[Start of Records shown]

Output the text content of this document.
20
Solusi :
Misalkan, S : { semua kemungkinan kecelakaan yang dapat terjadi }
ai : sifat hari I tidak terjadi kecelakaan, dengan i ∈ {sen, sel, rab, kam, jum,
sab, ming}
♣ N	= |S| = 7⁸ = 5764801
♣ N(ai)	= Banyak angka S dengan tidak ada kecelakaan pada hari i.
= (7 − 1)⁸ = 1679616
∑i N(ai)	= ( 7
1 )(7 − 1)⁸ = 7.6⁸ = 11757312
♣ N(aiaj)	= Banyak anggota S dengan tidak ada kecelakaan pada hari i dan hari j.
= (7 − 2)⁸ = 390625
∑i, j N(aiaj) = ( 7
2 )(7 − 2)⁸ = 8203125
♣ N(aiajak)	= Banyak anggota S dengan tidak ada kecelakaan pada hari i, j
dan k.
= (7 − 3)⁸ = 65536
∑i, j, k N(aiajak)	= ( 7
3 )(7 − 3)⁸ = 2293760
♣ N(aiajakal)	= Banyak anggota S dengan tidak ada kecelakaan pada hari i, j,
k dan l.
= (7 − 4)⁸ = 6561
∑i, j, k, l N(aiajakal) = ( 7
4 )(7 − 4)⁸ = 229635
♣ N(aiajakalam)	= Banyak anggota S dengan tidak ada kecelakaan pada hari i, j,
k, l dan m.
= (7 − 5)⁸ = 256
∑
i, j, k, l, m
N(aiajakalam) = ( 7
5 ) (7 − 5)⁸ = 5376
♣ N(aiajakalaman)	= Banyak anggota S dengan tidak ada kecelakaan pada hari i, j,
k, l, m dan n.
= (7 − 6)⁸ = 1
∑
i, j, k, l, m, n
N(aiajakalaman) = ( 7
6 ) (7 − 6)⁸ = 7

[End of Records shown]

Requirement: In the listing above, how many lines hold the word "aiajakalaman"? Give the number and nothing more.

The output: 2